Your task is to transcribe all the entries exactly, excluding pictures.

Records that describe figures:
»»
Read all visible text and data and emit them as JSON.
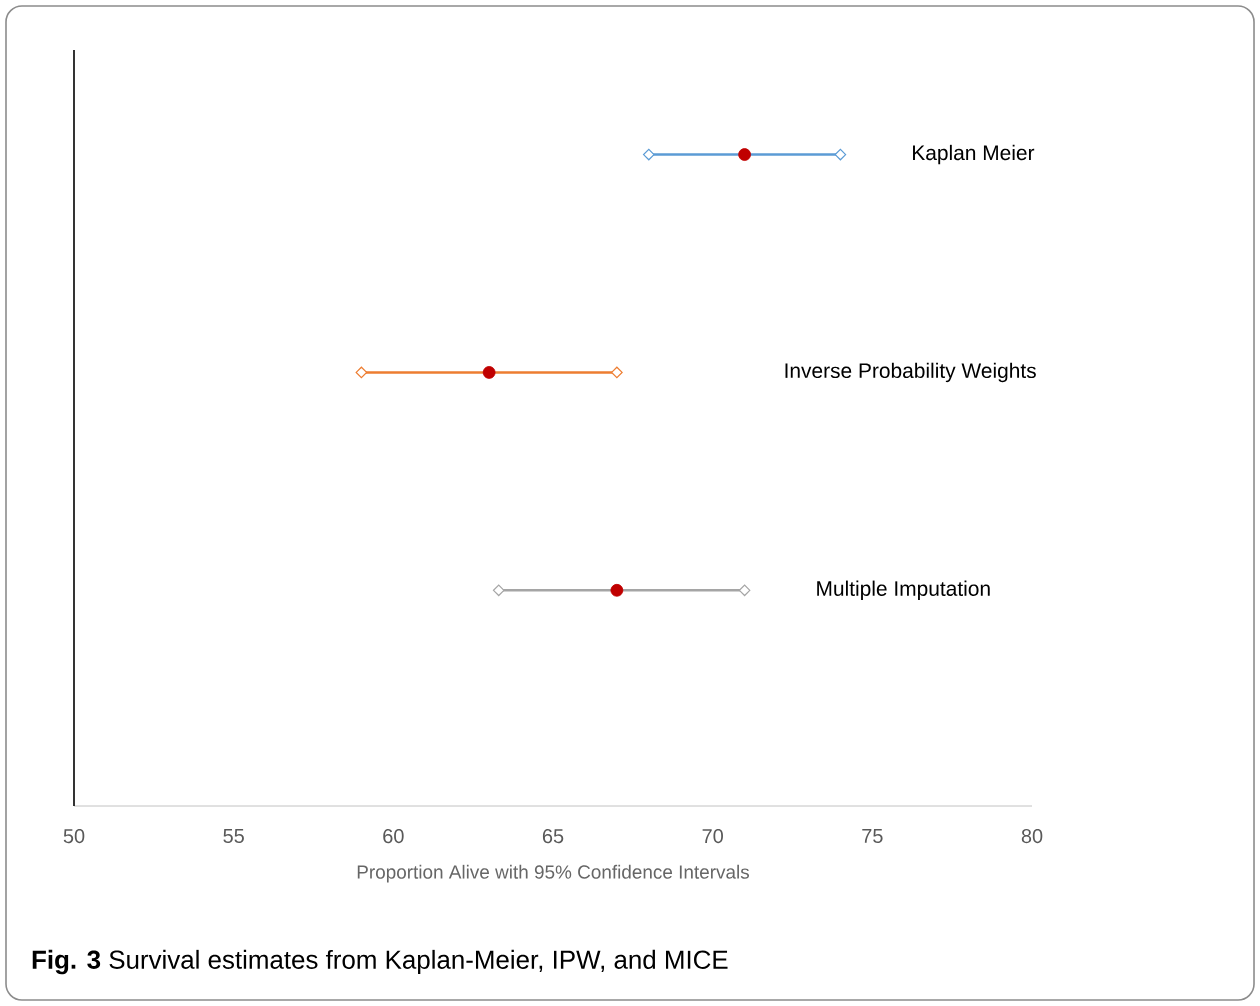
{
  "chart_data": {
    "type": "scatter",
    "orientation": "horizontal",
    "title": "**Fig. 3** Survival estimates from Kaplan-Meier, IPW, and MICE",
    "xlabel": "Proportion Alive with 95% Confidence Intervals",
    "categories": [
      null,
      null,
      null
    ],
    "series": [
      {
        "name": "Kaplan Meier",
        "color": "#5b9bd5",
        "colors": [
          "#c00000",
          null,
          null
        ],
        "values": [
          71,
          null,
          null
        ],
        "errors": [
          [
            68,
            74
          ],
          null,
          null
        ]
      },
      {
        "name": "Inverse Probability Weights",
        "color": "#ed7d31",
        "colors": [
          null,
          "#c00000",
          null
        ],
        "values": [
          null,
          63,
          null
        ],
        "errors": [
          null,
          [
            59,
            67
          ],
          null
        ]
      },
      {
        "name": "Multiple Imputation",
        "color": "#a5a5a5",
        "colors": [
          null,
          null,
          "#c00000"
        ],
        "values": [
          null,
          null,
          67
        ],
        "errors": [
          null,
          null,
          [
            63.3,
            71
          ]
        ]
      }
    ],
    "grid": false,
    "legend": false,
    "xlim": [
      50,
      80
    ],
    "xticks": [
      50,
      55,
      60,
      65,
      70,
      75,
      80
    ]
  }
}
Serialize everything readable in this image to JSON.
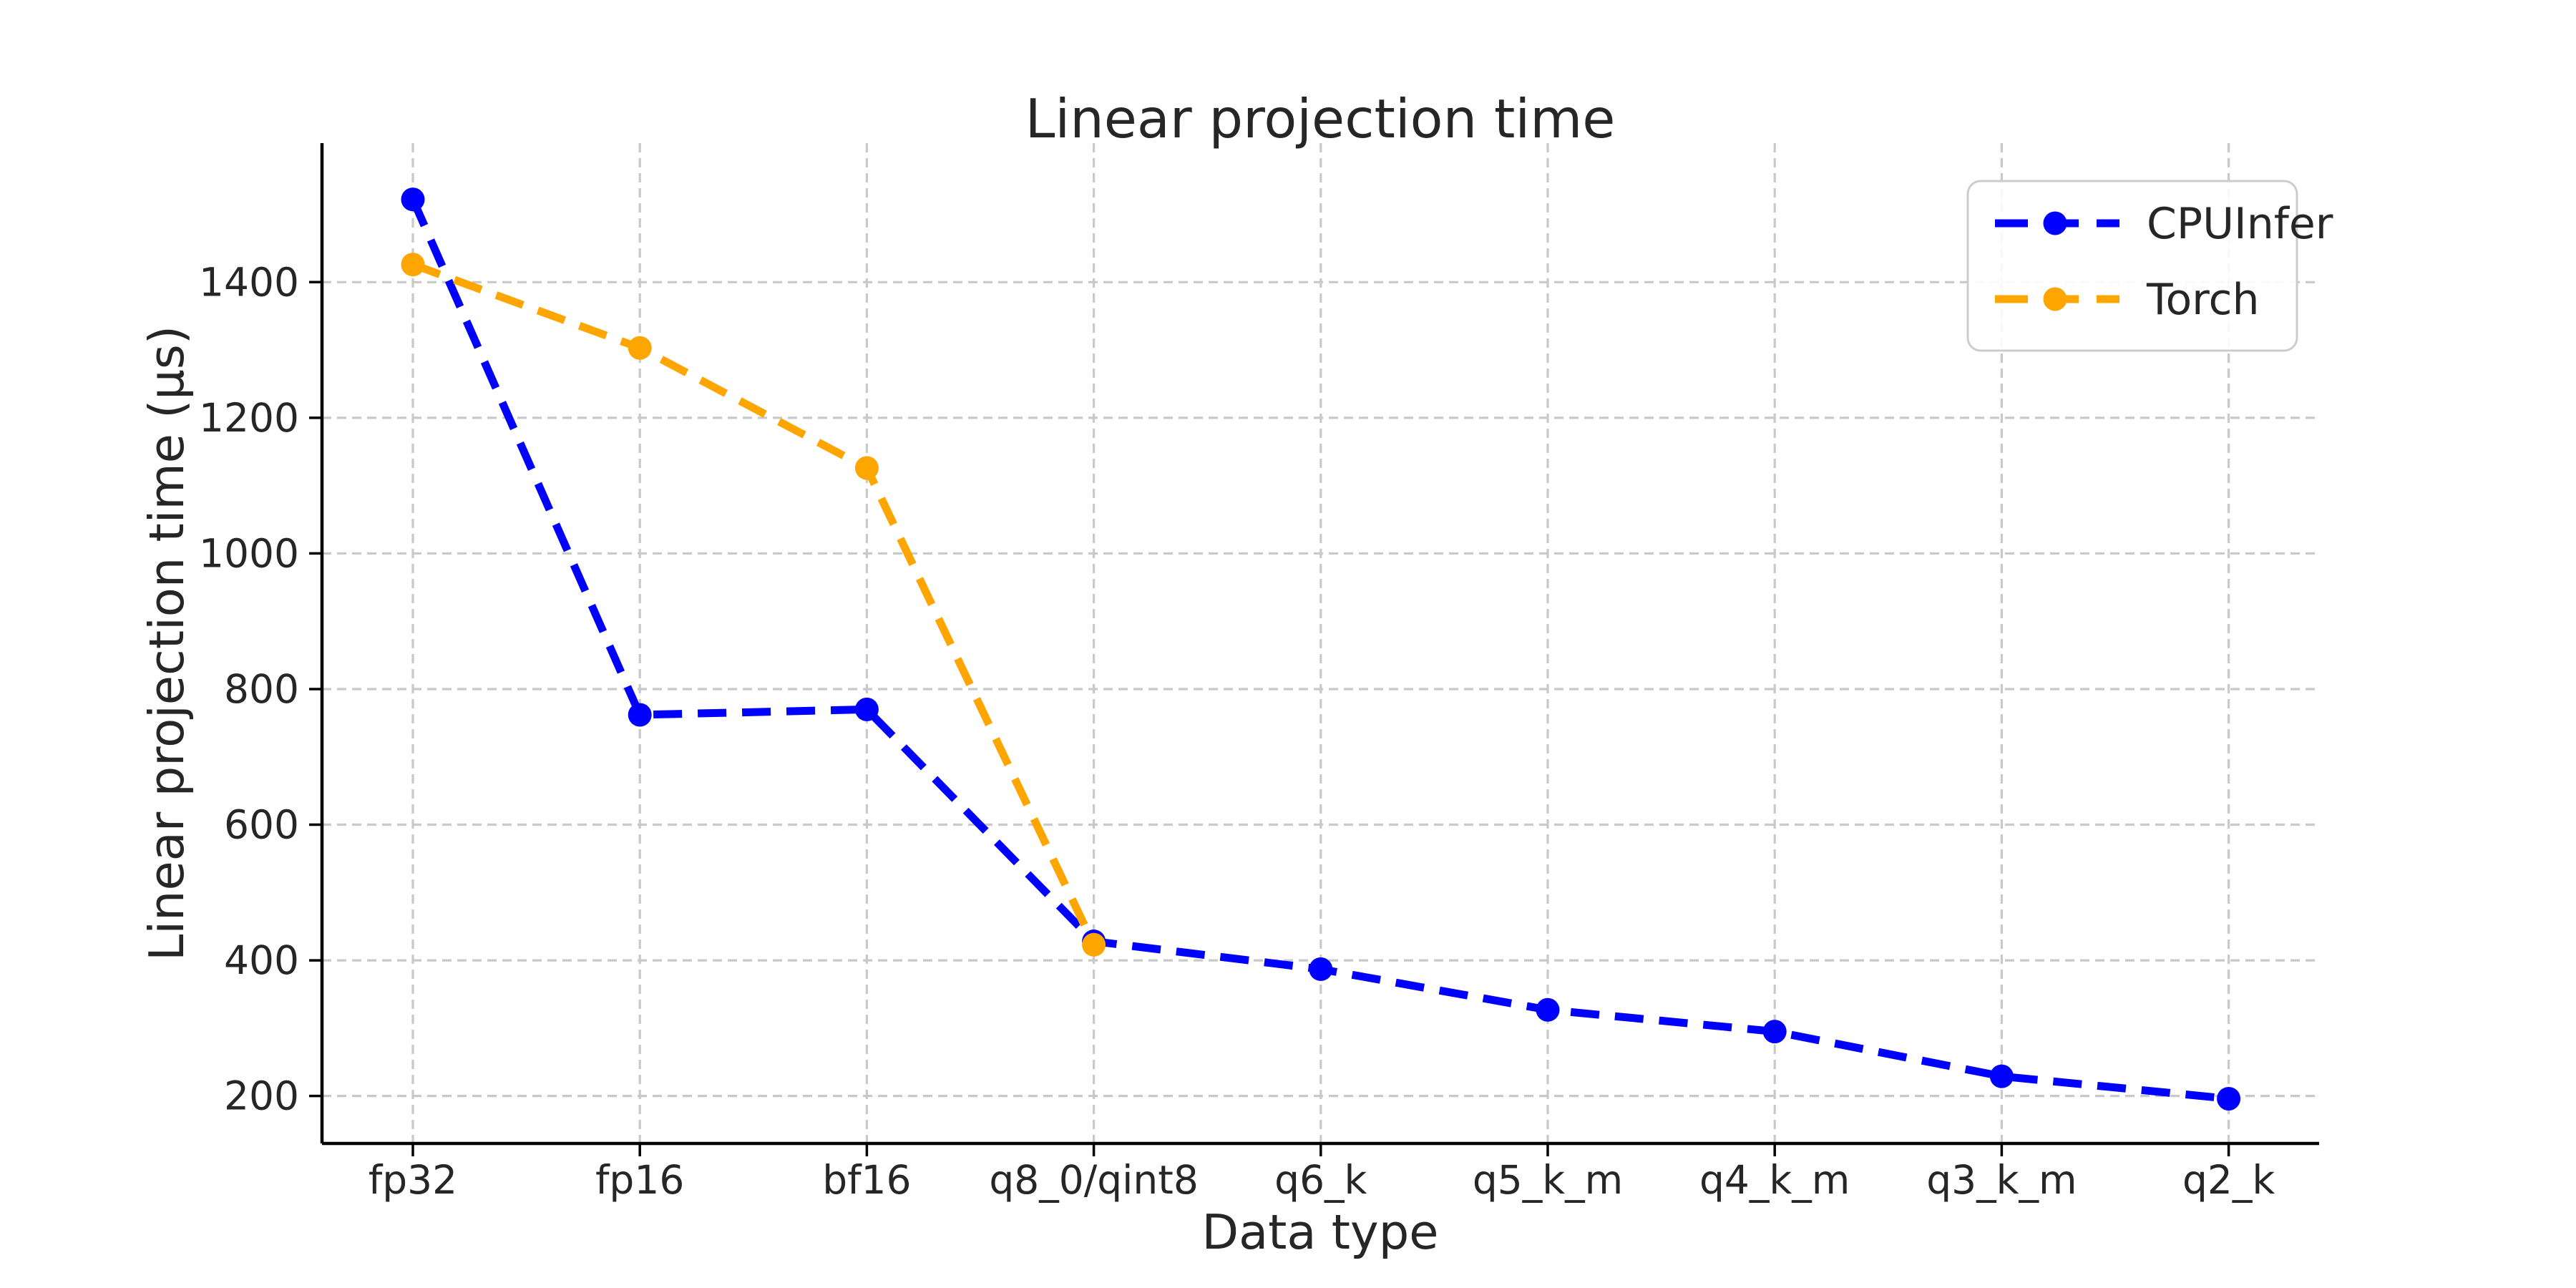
{
  "chart_data": {
    "type": "line",
    "title": "Linear projection time",
    "xlabel": "Data type",
    "ylabel": "Linear projection time (μs)",
    "categories": [
      "fp32",
      "fp16",
      "bf16",
      "q8_0/qint8",
      "q6_k",
      "q5_k_m",
      "q4_k_m",
      "q3_k_m",
      "q2_k"
    ],
    "y_ticks": [
      200,
      400,
      600,
      800,
      1000,
      1200,
      1400
    ],
    "ylim": [
      130,
      1605
    ],
    "grid": true,
    "grid_style": "dashed",
    "legend_position": "upper right",
    "line_style": "dashed",
    "marker": "circle",
    "series": [
      {
        "name": "CPUInfer",
        "color": "#0000ff",
        "values": [
          1522,
          762,
          770,
          428,
          387,
          327,
          295,
          229,
          196
        ]
      },
      {
        "name": "Torch",
        "color": "#ffa500",
        "values": [
          1426,
          1303,
          1126,
          423,
          null,
          null,
          null,
          null,
          null
        ]
      }
    ],
    "colors": {
      "grid": "#c9c9c9",
      "spine": "#000000",
      "text": "#262626",
      "legend_border": "#cccccc"
    }
  }
}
««
### Output for this task
Read all visible text and data and emit them as JSON.
{
  "chart_data": {
    "type": "scatter",
    "orientation": "horizontal",
    "title": "**Fig. 3** Survival estimates from Kaplan-Meier, IPW, and MICE",
    "xlabel": "Proportion Alive with 95% Confidence Intervals",
    "categories": [
      null,
      null,
      null
    ],
    "series": [
      {
        "name": "Kaplan Meier",
        "color": "#5b9bd5",
        "colors": [
          "#c00000",
          null,
          null
        ],
        "values": [
          71,
          null,
          null
        ],
        "errors": [
          [
            68,
            74
          ],
          null,
          null
        ]
      },
      {
        "name": "Inverse Probability Weights",
        "color": "#ed7d31",
        "colors": [
          null,
          "#c00000",
          null
        ],
        "values": [
          null,
          63,
          null
        ],
        "errors": [
          null,
          [
            59,
            67
          ],
          null
        ]
      },
      {
        "name": "Multiple Imputation",
        "color": "#a5a5a5",
        "colors": [
          null,
          null,
          "#c00000"
        ],
        "values": [
          null,
          null,
          67
        ],
        "errors": [
          null,
          null,
          [
            63.3,
            71
          ]
        ]
      }
    ],
    "grid": false,
    "legend": false,
    "xlim": [
      50,
      80
    ],
    "xticks": [
      50,
      55,
      60,
      65,
      70,
      75,
      80
    ]
  }
}
Serialize everything readable in this image to JSON.
{
  "chart_data": {
    "type": "line",
    "title": "Linear projection time",
    "xlabel": "Data type",
    "ylabel": "Linear projection time (μs)",
    "categories": [
      "fp32",
      "fp16",
      "bf16",
      "q8_0/qint8",
      "q6_k",
      "q5_k_m",
      "q4_k_m",
      "q3_k_m",
      "q2_k"
    ],
    "y_ticks": [
      200,
      400,
      600,
      800,
      1000,
      1200,
      1400
    ],
    "ylim": [
      130,
      1605
    ],
    "grid": true,
    "grid_style": "dashed",
    "legend_position": "upper right",
    "line_style": "dashed",
    "marker": "circle",
    "series": [
      {
        "name": "CPUInfer",
        "color": "#0000ff",
        "values": [
          1522,
          762,
          770,
          428,
          387,
          327,
          295,
          229,
          196
        ]
      },
      {
        "name": "Torch",
        "color": "#ffa500",
        "values": [
          1426,
          1303,
          1126,
          423,
          null,
          null,
          null,
          null,
          null
        ]
      }
    ],
    "colors": {
      "grid": "#c9c9c9",
      "spine": "#000000",
      "text": "#262626",
      "legend_border": "#cccccc"
    }
  }
}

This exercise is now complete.